>> start QUOTED TEXT

Like with any Software, when configured or used incorrectly, performance can be one of the first things to suffer. Smooks is no different in this regard.


Cache and reuse the Smooks Object. Initialization of Smooks takes some time and therefore it is important that it is reused.

Pool reader instances where possible. This can result in a huge performance boost, as some readers are very expensive to create.

If possible, use SAX NG filtering. However, you need to check that all Smooks cartridges in use are SAX NG compatible. SAX NG processing is faster than DOM processing and has a consistently small memory footprint. It is especially recommended for processing large messages. See the Filtering Process Selection (DOM or SAX?) section. SAX NG is the default filter since Smooks 2.

Turn off debug logging. Smooks performs some intensive debug logging in parts of the code. This can result in significant additional processing overhead and lower throughput. Also remember that NOT having your logging configured (at all) may result in debug log statements being executed!!

Contextual selectors can obviously have a negative effect on performance e.g. evaluating a match for a selector like "a/b/c/d/e" will obviously require more processing than that of a selector like "d/e". Obviously there will be situations where your data model will require deep selectors, but where it does not, you should try to optimize them for the sake of performance.

Smooks Cartridges

Every cartridge can have its own performance optimization tips.

Javabean Cartridge

If possible don’t use the Virtual Bean Model. Create Beans instead of maps. Creating and adding data to Maps is a lot slower then creating simple POJO’s and calling the setter methods.


Unit Testing

Unit testing with Smooks is simple:

public class MyMessageTransformTest {
    public void test_transform() throws Exception {
        Smooks smooks = new Smooks(getClass().getResourceAsStream("smooks-config.xml"));

        try {
            Source source = new StreamSource(getClass().getResourceAsStream("input-message.xml" ) );
            StringResult result = new StringResult();

            smooks.filterSource(source, result);

            // compare the expected xml with the transformation result.
            XMLAssert.assertXMLEqual(new InputStreamReader(getClass().getResourceAsStream("expected.xml")), new StringReader(result.getResult()));
        } finally {

The test case above uses XMLUnit.

The following maven dependency was used for xmlunit in the above test:


Common use cases

Processing Huge Messages (GBs)

One of the main features introduced in Smooks v1.0 is the ability to process huge messages (Gbs in size). Smooks supports the following types of processing for huge messages:

One-to-One Transformation: This is the process of transforming a huge message from its source format (e.g. XML), to a huge message in a target format e.g. EDI, CSV, XML etc.

>> end QUOTED TEXT
>> start INFORMATION PROVIDED

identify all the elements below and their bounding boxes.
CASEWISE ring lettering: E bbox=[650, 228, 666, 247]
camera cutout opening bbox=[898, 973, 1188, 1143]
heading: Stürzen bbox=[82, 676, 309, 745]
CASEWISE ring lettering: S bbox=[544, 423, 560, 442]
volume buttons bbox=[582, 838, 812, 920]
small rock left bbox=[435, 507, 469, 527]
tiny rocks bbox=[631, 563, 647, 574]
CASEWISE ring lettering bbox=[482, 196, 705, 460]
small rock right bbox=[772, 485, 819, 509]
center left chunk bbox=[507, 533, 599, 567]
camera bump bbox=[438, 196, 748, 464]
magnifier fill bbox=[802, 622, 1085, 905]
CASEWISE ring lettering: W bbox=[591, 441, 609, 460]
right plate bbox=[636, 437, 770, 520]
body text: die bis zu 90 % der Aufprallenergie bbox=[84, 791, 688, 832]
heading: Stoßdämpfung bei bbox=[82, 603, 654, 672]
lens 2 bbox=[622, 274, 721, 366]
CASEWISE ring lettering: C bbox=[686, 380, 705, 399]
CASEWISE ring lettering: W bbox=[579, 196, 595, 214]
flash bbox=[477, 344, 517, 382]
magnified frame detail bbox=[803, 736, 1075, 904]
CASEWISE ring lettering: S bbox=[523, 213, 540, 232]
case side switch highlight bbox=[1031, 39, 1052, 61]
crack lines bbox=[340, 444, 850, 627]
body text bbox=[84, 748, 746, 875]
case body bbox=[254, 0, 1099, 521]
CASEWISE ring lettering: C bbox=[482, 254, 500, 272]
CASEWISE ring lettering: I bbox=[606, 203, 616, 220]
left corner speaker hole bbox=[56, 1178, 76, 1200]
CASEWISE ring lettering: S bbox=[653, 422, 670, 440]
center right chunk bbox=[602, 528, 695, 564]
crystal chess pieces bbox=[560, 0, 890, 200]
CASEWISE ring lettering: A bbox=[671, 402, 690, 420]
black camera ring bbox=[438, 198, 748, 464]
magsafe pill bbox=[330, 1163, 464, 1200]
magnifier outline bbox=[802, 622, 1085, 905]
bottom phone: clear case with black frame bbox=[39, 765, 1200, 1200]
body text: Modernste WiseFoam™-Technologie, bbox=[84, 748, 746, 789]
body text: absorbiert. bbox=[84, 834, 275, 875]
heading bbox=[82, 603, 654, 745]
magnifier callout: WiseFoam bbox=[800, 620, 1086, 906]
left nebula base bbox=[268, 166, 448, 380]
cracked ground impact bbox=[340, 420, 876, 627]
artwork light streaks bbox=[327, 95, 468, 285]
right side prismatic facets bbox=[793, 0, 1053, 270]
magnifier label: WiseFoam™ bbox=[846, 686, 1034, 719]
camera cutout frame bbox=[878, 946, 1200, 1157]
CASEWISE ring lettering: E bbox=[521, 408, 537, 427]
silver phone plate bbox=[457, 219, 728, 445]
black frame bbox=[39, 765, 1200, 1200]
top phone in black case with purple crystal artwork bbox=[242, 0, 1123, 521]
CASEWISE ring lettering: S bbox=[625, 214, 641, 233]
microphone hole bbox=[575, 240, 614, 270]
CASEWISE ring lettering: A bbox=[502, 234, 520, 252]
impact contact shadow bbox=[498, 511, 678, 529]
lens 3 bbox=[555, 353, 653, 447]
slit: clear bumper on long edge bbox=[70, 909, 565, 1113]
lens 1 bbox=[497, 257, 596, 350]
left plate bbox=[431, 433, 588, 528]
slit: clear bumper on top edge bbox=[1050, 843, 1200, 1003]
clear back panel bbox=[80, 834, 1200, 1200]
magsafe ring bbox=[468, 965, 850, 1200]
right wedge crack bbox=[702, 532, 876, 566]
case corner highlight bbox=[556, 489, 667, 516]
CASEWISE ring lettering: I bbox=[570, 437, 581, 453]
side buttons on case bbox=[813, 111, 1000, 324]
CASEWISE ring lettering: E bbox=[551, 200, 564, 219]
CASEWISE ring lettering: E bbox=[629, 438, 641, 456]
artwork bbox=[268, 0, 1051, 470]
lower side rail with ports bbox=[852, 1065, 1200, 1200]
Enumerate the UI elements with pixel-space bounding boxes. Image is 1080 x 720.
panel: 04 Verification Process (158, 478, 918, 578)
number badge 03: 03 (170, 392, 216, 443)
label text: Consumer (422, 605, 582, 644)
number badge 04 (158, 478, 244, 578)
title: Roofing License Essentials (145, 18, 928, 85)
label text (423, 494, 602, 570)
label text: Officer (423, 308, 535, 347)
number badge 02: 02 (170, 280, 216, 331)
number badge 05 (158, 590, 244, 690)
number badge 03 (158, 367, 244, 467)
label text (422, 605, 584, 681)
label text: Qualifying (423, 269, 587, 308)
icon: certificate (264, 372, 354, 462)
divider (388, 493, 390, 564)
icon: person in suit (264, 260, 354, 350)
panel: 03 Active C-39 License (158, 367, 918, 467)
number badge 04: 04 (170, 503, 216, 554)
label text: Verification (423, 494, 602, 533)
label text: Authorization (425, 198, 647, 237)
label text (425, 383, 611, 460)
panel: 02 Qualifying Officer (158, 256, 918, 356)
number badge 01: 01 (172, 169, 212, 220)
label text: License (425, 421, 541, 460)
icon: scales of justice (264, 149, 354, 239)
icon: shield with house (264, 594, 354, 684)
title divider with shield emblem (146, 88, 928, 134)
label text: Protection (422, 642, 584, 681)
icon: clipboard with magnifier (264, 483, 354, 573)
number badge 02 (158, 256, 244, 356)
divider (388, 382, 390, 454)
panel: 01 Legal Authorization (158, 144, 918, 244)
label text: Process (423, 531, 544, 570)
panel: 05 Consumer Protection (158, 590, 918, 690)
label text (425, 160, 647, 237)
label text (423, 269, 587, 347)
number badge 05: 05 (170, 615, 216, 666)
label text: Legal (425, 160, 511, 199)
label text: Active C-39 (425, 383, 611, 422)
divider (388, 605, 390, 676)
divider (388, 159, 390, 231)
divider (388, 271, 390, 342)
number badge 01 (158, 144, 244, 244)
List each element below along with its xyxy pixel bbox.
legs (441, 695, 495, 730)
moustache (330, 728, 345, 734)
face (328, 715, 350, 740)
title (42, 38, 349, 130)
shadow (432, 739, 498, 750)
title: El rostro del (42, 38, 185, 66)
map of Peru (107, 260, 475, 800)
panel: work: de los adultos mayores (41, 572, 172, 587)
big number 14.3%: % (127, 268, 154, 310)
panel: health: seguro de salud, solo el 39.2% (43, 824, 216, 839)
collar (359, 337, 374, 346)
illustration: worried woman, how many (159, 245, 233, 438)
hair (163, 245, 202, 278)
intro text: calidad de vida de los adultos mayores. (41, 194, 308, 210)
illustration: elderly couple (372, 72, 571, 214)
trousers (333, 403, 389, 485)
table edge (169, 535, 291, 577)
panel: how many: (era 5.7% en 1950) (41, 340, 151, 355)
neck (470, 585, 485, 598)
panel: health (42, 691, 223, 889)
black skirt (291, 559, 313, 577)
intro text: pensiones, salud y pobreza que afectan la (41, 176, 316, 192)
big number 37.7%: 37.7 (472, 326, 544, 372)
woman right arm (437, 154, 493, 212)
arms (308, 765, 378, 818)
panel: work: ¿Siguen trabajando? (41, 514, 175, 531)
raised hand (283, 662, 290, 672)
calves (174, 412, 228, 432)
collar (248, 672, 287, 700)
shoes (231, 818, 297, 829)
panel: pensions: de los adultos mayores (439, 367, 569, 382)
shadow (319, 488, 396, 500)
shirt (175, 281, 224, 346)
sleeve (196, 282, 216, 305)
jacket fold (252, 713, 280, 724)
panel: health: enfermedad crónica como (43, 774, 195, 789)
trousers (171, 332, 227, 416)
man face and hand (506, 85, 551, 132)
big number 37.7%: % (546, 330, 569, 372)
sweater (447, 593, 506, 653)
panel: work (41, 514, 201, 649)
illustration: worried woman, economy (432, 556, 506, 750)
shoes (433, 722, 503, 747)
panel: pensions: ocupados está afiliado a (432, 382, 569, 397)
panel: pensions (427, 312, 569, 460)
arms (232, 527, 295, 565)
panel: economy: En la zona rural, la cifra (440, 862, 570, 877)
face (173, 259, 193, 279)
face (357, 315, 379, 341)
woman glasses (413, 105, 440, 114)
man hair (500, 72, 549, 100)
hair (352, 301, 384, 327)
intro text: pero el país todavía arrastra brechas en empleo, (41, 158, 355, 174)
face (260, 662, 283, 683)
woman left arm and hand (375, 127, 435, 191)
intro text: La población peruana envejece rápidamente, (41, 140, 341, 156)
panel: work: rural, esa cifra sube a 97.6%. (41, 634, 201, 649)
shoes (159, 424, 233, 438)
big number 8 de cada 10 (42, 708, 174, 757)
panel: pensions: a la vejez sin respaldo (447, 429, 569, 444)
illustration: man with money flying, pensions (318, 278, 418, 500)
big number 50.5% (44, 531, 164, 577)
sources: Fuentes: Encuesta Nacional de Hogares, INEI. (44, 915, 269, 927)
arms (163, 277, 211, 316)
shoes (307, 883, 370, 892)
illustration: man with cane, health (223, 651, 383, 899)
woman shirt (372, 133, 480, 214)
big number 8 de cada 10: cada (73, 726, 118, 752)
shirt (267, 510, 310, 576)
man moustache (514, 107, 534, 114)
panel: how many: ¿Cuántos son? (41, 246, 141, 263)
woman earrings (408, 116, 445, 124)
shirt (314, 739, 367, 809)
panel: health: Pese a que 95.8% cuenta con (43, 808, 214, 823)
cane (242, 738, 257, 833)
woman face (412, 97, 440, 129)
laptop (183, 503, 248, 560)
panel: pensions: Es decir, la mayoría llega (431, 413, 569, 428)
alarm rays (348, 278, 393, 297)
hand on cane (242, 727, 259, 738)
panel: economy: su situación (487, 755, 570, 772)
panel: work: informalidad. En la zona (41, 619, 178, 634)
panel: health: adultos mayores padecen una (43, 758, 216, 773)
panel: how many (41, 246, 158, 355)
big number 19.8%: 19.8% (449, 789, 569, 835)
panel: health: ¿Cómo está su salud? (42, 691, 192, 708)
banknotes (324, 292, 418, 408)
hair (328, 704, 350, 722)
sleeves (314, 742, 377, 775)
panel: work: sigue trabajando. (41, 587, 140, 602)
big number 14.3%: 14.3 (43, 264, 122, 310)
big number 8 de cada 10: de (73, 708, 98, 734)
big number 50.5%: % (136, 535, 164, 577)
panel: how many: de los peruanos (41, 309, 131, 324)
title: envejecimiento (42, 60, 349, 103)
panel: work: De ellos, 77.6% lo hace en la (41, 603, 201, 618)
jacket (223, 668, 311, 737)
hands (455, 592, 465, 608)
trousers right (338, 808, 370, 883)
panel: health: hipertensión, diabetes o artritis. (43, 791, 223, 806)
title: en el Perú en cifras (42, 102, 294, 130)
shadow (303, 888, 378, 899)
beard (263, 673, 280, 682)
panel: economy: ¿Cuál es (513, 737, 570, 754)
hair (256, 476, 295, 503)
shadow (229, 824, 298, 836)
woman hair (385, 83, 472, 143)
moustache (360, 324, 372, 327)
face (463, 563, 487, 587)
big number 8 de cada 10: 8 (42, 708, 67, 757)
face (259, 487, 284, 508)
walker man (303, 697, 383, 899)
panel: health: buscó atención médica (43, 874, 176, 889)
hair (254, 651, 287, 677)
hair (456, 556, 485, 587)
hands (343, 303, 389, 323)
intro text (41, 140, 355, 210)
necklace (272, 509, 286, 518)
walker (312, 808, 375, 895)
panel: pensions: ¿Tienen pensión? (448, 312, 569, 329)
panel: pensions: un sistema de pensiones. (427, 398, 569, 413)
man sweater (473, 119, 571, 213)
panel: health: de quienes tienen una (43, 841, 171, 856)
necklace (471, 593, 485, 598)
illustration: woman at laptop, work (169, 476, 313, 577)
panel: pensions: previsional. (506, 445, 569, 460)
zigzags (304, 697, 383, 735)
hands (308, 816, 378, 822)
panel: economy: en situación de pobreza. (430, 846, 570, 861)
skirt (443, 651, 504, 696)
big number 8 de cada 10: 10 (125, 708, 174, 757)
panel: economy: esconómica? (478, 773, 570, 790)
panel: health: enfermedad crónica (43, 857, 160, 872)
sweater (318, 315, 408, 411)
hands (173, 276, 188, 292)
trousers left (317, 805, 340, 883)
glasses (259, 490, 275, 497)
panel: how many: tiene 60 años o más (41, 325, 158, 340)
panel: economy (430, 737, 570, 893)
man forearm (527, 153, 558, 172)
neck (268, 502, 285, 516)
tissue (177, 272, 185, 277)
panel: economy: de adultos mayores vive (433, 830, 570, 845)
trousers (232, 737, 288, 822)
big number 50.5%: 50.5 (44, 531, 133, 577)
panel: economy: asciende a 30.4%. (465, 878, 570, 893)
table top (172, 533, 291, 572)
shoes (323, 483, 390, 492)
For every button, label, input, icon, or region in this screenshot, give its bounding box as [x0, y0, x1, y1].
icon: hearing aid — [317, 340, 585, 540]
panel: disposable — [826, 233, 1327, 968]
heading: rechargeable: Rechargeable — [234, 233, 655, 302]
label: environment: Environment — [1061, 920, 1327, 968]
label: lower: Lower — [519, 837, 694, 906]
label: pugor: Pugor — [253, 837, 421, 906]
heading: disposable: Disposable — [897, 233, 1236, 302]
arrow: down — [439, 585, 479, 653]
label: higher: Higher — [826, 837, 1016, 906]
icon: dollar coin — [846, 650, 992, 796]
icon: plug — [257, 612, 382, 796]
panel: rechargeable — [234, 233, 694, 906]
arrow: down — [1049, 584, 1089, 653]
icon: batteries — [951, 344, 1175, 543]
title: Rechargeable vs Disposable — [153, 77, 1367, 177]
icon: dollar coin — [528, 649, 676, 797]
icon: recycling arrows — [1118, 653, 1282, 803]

>> end INFORMATION PROVIDED

§ TASK INSTRUCTIONS:
A - Based on the Smooks text, mark each statement yes or no, and quote the words of the text that settle it: (i) SAX NG is the default filter since Smooks 2; (ii) DOM processing is faster than SAX NG processing; (iii) creating and adding data to maps is faster than creating simple POJOs and calling setters.
B - Summarize the Smooks text in two sentences.
The records aren't needed for this work.

§ EXPECTED OUTPUTS:
A -
(i) Yes: "SAX NG is the default filter since Smooks 2."
(ii) No: "SAX NG processing is faster than DOM processing and has a consistently small memory footprint."
(iii) No: "Creating and adding data to Maps is a lot slower then creating simple POJO’s and calling the setter methods."

B - Smooks performance can suffer when it is configured or used incorrectly, so the Smooks object should be cached and reused, reader instances pooled, SAX NG filtering used where cartridges allow, and debug logging turned off. Selectors should not be deeper than the data model requires, beans should be used instead of the Virtual Bean Model, unit testing with Smooks is simple, and Smooks can process huge messages of gigabytes in size.